[Collection entries]
_ _ _ _
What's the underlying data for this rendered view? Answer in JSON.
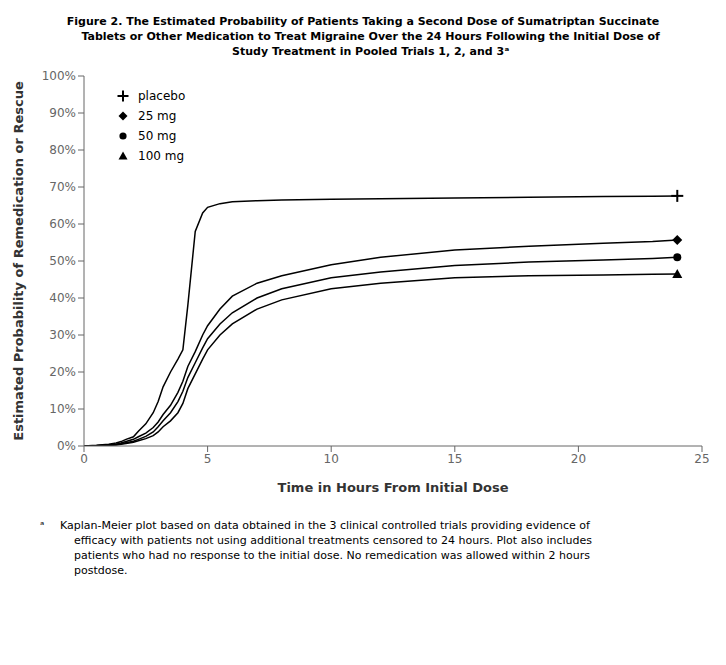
{
  "chart_data": {
    "type": "line",
    "title": "Figure 2. The Estimated Probability of Patients Taking a Second Dose of Sumatriptan Succinate\n    Tablets or Other Medication to Treat Migraine Over the 24 Hours Following the Initial Dose of\n    Study Treatment in Pooled Trials 1, 2, and 3ᵃ",
    "x_label": "Time in Hours From Initial Dose",
    "y_label": "Estimated Probability of Remedication or Rescue",
    "annotations": [
      "ᵃ",
      "Kaplan-Meier plot based on data obtained in the 3 clinical controlled trials providing evidence of\n    efficacy with patients not using additional treatments censored to 24 hours. Plot also includes\n    patients who had no response to the initial dose. No remedication was allowed within 2 hours\n    postdose."
    ],
    "x": [
      0,
      0.5,
      1.0,
      1.3,
      1.5,
      1.7,
      2.0,
      2.2,
      2.5,
      2.8,
      3.0,
      3.2,
      3.5,
      3.8,
      4.0,
      4.2,
      4.5,
      4.8,
      5.0,
      5.5,
      6.0,
      7.0,
      8.0,
      10.0,
      12.0,
      15.0,
      18.0,
      21.0,
      23.0,
      24.0
    ],
    "series": [
      {
        "name": "placebo",
        "color": "#000000",
        "marker": "plus",
        "values": [
          0,
          0.002,
          0.005,
          0.008,
          0.012,
          0.018,
          0.025,
          0.04,
          0.06,
          0.09,
          0.12,
          0.16,
          0.2,
          0.235,
          0.26,
          0.38,
          0.58,
          0.63,
          0.645,
          0.655,
          0.66,
          0.663,
          0.665,
          0.667,
          0.668,
          0.67,
          0.672,
          0.674,
          0.675,
          0.676
        ]
      },
      {
        "name": "25 mg",
        "color": "#000000",
        "marker": "diamond",
        "values": [
          0,
          0.001,
          0.003,
          0.005,
          0.008,
          0.012,
          0.018,
          0.025,
          0.035,
          0.05,
          0.065,
          0.085,
          0.11,
          0.145,
          0.175,
          0.215,
          0.255,
          0.3,
          0.325,
          0.37,
          0.405,
          0.44,
          0.46,
          0.49,
          0.51,
          0.53,
          0.54,
          0.548,
          0.553,
          0.557
        ]
      },
      {
        "name": "50 mg",
        "color": "#000000",
        "marker": "circle",
        "values": [
          0,
          0.001,
          0.002,
          0.004,
          0.006,
          0.009,
          0.013,
          0.018,
          0.026,
          0.038,
          0.052,
          0.068,
          0.09,
          0.12,
          0.148,
          0.185,
          0.225,
          0.265,
          0.29,
          0.33,
          0.36,
          0.4,
          0.425,
          0.455,
          0.47,
          0.488,
          0.497,
          0.503,
          0.507,
          0.51
        ]
      },
      {
        "name": "100 mg",
        "color": "#000000",
        "marker": "triangle",
        "values": [
          0,
          0.001,
          0.002,
          0.003,
          0.005,
          0.007,
          0.01,
          0.014,
          0.02,
          0.028,
          0.038,
          0.052,
          0.068,
          0.09,
          0.115,
          0.155,
          0.195,
          0.235,
          0.26,
          0.3,
          0.33,
          0.37,
          0.395,
          0.425,
          0.44,
          0.455,
          0.46,
          0.462,
          0.464,
          0.465
        ]
      }
    ],
    "xlim": [
      0,
      25
    ],
    "ylim": [
      0,
      1.0
    ],
    "xticks": [
      0,
      5,
      10,
      15,
      20,
      25
    ],
    "yticks": [
      {
        "value": 0.0,
        "label": "0%"
      },
      {
        "value": 0.1,
        "label": "10%"
      },
      {
        "value": 0.2,
        "label": "20%"
      },
      {
        "value": 0.3,
        "label": "30%"
      },
      {
        "value": 0.4,
        "label": "40%"
      },
      {
        "value": 0.5,
        "label": "50%"
      },
      {
        "value": 0.6,
        "label": "60%"
      },
      {
        "value": 0.7,
        "label": "70%"
      },
      {
        "value": 0.8,
        "label": "80%"
      },
      {
        "value": 0.9,
        "label": "90%"
      },
      {
        "value": 1.0,
        "label": "100%"
      }
    ],
    "grid": false,
    "legend": "upper left"
  }
}
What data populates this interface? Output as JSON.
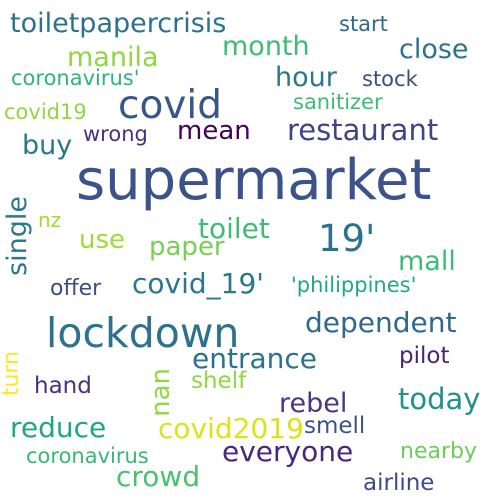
{
  "words": {
    "supermarket": {
      "text": "supermarket",
      "color": "#3b528b"
    },
    "lockdown": {
      "text": "lockdown",
      "color": "#2c728e"
    },
    "covid": {
      "text": "covid",
      "color": "#39568c"
    },
    "toiletpapercrisis": {
      "text": "toiletpapercrisis",
      "color": "#2c728e"
    },
    "n19": {
      "text": "19'",
      "color": "#2c728e"
    },
    "restaurant": {
      "text": "restaurant",
      "color": "#414487"
    },
    "covid_19": {
      "text": "covid_19'",
      "color": "#2a788e"
    },
    "dependent": {
      "text": "dependent",
      "color": "#31688e"
    },
    "entrance": {
      "text": "entrance",
      "color": "#2c728e"
    },
    "today": {
      "text": "today",
      "color": "#21918c"
    },
    "everyone": {
      "text": "everyone",
      "color": "#482878"
    },
    "covid2019": {
      "text": "covid2019",
      "color": "#dde318"
    },
    "rebel": {
      "text": "rebel",
      "color": "#443a83"
    },
    "reduce": {
      "text": "reduce",
      "color": "#21a685"
    },
    "toilet": {
      "text": "toilet",
      "color": "#3fbc73"
    },
    "paper": {
      "text": "paper",
      "color": "#75d054"
    },
    "mall": {
      "text": "mall",
      "color": "#3fbc73"
    },
    "month": {
      "text": "month",
      "color": "#3fbc73"
    },
    "manila": {
      "text": "manila",
      "color": "#90d743"
    },
    "close": {
      "text": "close",
      "color": "#2c728e"
    },
    "hour": {
      "text": "hour",
      "color": "#2a788e"
    },
    "mean": {
      "text": "mean",
      "color": "#440154"
    },
    "buy": {
      "text": "buy",
      "color": "#2a788e"
    },
    "single": {
      "text": "single",
      "color": "#2a788e"
    },
    "use": {
      "text": "use",
      "color": "#a0da39"
    },
    "crowd": {
      "text": "crowd",
      "color": "#4ac16d"
    },
    "nan": {
      "text": "nan",
      "color": "#90d743"
    },
    "turn": {
      "text": "turn",
      "color": "#fde725"
    },
    "smell": {
      "text": "smell",
      "color": "#3b528b"
    },
    "shelf": {
      "text": "shelf",
      "color": "#90d743"
    },
    "pilot": {
      "text": "pilot",
      "color": "#482475"
    },
    "hand": {
      "text": "hand",
      "color": "#46327e"
    },
    "airline": {
      "text": "airline",
      "color": "#3e4a89"
    },
    "nearby": {
      "text": "nearby",
      "color": "#6ccd5a"
    },
    "coronavirus": {
      "text": "coronavirus",
      "color": "#37b878"
    },
    "coronavirus_q": {
      "text": "coronavirus'",
      "color": "#2fb47c"
    },
    "philippines": {
      "text": "'philippines'",
      "color": "#22a884"
    },
    "sanitizer": {
      "text": "sanitizer",
      "color": "#3fbc73"
    },
    "stock": {
      "text": "stock",
      "color": "#3e4a89"
    },
    "start": {
      "text": "start",
      "color": "#31688e"
    },
    "covid19": {
      "text": "covid19",
      "color": "#90d743"
    },
    "wrong": {
      "text": "wrong",
      "color": "#46327e"
    },
    "offer": {
      "text": "offer",
      "color": "#3e4a89"
    },
    "nz": {
      "text": "nz",
      "color": "#a0da39"
    }
  }
}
_ _ _ _
• **YOUR ASSIGNMENT**: Skip the pictures and print each record exactly as it stands.

• **YOUR SOLUTION**:
What's the underlying data for this rendered view? Answer in JSON.
{
  "chart_data": {
    "type": "line",
    "title": "Figure 2. The Estimated Probability of Patients Taking a Second Dose of Sumatriptan Succinate\n    Tablets or Other Medication to Treat Migraine Over the 24 Hours Following the Initial Dose of\n    Study Treatment in Pooled Trials 1, 2, and 3ᵃ",
    "x_label": "Time in Hours From Initial Dose",
    "y_label": "Estimated Probability of Remedication or Rescue",
    "annotations": [
      "ᵃ",
      "Kaplan-Meier plot based on data obtained in the 3 clinical controlled trials providing evidence of\n    efficacy with patients not using additional treatments censored to 24 hours. Plot also includes\n    patients who had no response to the initial dose. No remedication was allowed within 2 hours\n    postdose."
    ],
    "x": [
      0,
      0.5,
      1.0,
      1.3,
      1.5,
      1.7,
      2.0,
      2.2,
      2.5,
      2.8,
      3.0,
      3.2,
      3.5,
      3.8,
      4.0,
      4.2,
      4.5,
      4.8,
      5.0,
      5.5,
      6.0,
      7.0,
      8.0,
      10.0,
      12.0,
      15.0,
      18.0,
      21.0,
      23.0,
      24.0
    ],
    "series": [
      {
        "name": "placebo",
        "color": "#000000",
        "marker": "plus",
        "values": [
          0,
          0.002,
          0.005,
          0.008,
          0.012,
          0.018,
          0.025,
          0.04,
          0.06,
          0.09,
          0.12,
          0.16,
          0.2,
          0.235,
          0.26,
          0.38,
          0.58,
          0.63,
          0.645,
          0.655,
          0.66,
          0.663,
          0.665,
          0.667,
          0.668,
          0.67,
          0.672,
          0.674,
          0.675,
          0.676
        ]
      },
      {
        "name": "25 mg",
        "color": "#000000",
        "marker": "diamond",
        "values": [
          0,
          0.001,
          0.003,
          0.005,
          0.008,
          0.012,
          0.018,
          0.025,
          0.035,
          0.05,
          0.065,
          0.085,
          0.11,
          0.145,
          0.175,
          0.215,
          0.255,
          0.3,
          0.325,
          0.37,
          0.405,
          0.44,
          0.46,
          0.49,
          0.51,
          0.53,
          0.54,
          0.548,
          0.553,
          0.557
        ]
      },
      {
        "name": "50 mg",
        "color": "#000000",
        "marker": "circle",
        "values": [
          0,
          0.001,
          0.002,
          0.004,
          0.006,
          0.009,
          0.013,
          0.018,
          0.026,
          0.038,
          0.052,
          0.068,
          0.09,
          0.12,
          0.148,
          0.185,
          0.225,
          0.265,
          0.29,
          0.33,
          0.36,
          0.4,
          0.425,
          0.455,
          0.47,
          0.488,
          0.497,
          0.503,
          0.507,
          0.51
        ]
      },
      {
        "name": "100 mg",
        "color": "#000000",
        "marker": "triangle",
        "values": [
          0,
          0.001,
          0.002,
          0.003,
          0.005,
          0.007,
          0.01,
          0.014,
          0.02,
          0.028,
          0.038,
          0.052,
          0.068,
          0.09,
          0.115,
          0.155,
          0.195,
          0.235,
          0.26,
          0.3,
          0.33,
          0.37,
          0.395,
          0.425,
          0.44,
          0.455,
          0.46,
          0.462,
          0.464,
          0.465
        ]
      }
    ],
    "xlim": [
      0,
      25
    ],
    "ylim": [
      0,
      1.0
    ],
    "xticks": [
      0,
      5,
      10,
      15,
      20,
      25
    ],
    "yticks": [
      {
        "value": 0.0,
        "label": "0%"
      },
      {
        "value": 0.1,
        "label": "10%"
      },
      {
        "value": 0.2,
        "label": "20%"
      },
      {
        "value": 0.3,
        "label": "30%"
      },
      {
        "value": 0.4,
        "label": "40%"
      },
      {
        "value": 0.5,
        "label": "50%"
      },
      {
        "value": 0.6,
        "label": "60%"
      },
      {
        "value": 0.7,
        "label": "70%"
      },
      {
        "value": 0.8,
        "label": "80%"
      },
      {
        "value": 0.9,
        "label": "90%"
      },
      {
        "value": 1.0,
        "label": "100%"
      }
    ],
    "grid": false,
    "legend": "upper left"
  }
}
What data populates this interface? Output as JSON.
{
  "words": {
    "supermarket": {
      "text": "supermarket",
      "color": "#3b528b"
    },
    "lockdown": {
      "text": "lockdown",
      "color": "#2c728e"
    },
    "covid": {
      "text": "covid",
      "color": "#39568c"
    },
    "toiletpapercrisis": {
      "text": "toiletpapercrisis",
      "color": "#2c728e"
    },
    "n19": {
      "text": "19'",
      "color": "#2c728e"
    },
    "restaurant": {
      "text": "restaurant",
      "color": "#414487"
    },
    "covid_19": {
      "text": "covid_19'",
      "color": "#2a788e"
    },
    "dependent": {
      "text": "dependent",
      "color": "#31688e"
    },
    "entrance": {
      "text": "entrance",
      "color": "#2c728e"
    },
    "today": {
      "text": "today",
      "color": "#21918c"
    },
    "everyone": {
      "text": "everyone",
      "color": "#482878"
    },
    "covid2019": {
      "text": "covid2019",
      "color": "#dde318"
    },
    "rebel": {
      "text": "rebel",
      "color": "#443a83"
    },
    "reduce": {
      "text": "reduce",
      "color": "#21a685"
    },
    "toilet": {
      "text": "toilet",
      "color": "#3fbc73"
    },
    "paper": {
      "text": "paper",
      "color": "#75d054"
    },
    "mall": {
      "text": "mall",
      "color": "#3fbc73"
    },
    "month": {
      "text": "month",
      "color": "#3fbc73"
    },
    "manila": {
      "text": "manila",
      "color": "#90d743"
    },
    "close": {
      "text": "close",
      "color": "#2c728e"
    },
    "hour": {
      "text": "hour",
      "color": "#2a788e"
    },
    "mean": {
      "text": "mean",
      "color": "#440154"
    },
    "buy": {
      "text": "buy",
      "color": "#2a788e"
    },
    "single": {
      "text": "single",
      "color": "#2a788e"
    },
    "use": {
      "text": "use",
      "color": "#a0da39"
    },
    "crowd": {
      "text": "crowd",
      "color": "#4ac16d"
    },
    "nan": {
      "text": "nan",
      "color": "#90d743"
    },
    "turn": {
      "text": "turn",
      "color": "#fde725"
    },
    "smell": {
      "text": "smell",
      "color": "#3b528b"
    },
    "shelf": {
      "text": "shelf",
      "color": "#90d743"
    },
    "pilot": {
      "text": "pilot",
      "color": "#482475"
    },
    "hand": {
      "text": "hand",
      "color": "#46327e"
    },
    "airline": {
      "text": "airline",
      "color": "#3e4a89"
    },
    "nearby": {
      "text": "nearby",
      "color": "#6ccd5a"
    },
    "coronavirus": {
      "text": "coronavirus",
      "color": "#37b878"
    },
    "coronavirus_q": {
      "text": "coronavirus'",
      "color": "#2fb47c"
    },
    "philippines": {
      "text": "'philippines'",
      "color": "#22a884"
    },
    "sanitizer": {
      "text": "sanitizer",
      "color": "#3fbc73"
    },
    "stock": {
      "text": "stock",
      "color": "#3e4a89"
    },
    "start": {
      "text": "start",
      "color": "#31688e"
    },
    "covid19": {
      "text": "covid19",
      "color": "#90d743"
    },
    "wrong": {
      "text": "wrong",
      "color": "#46327e"
    },
    "offer": {
      "text": "offer",
      "color": "#3e4a89"
    },
    "nz": {
      "text": "nz",
      "color": "#a0da39"
    }
  }
}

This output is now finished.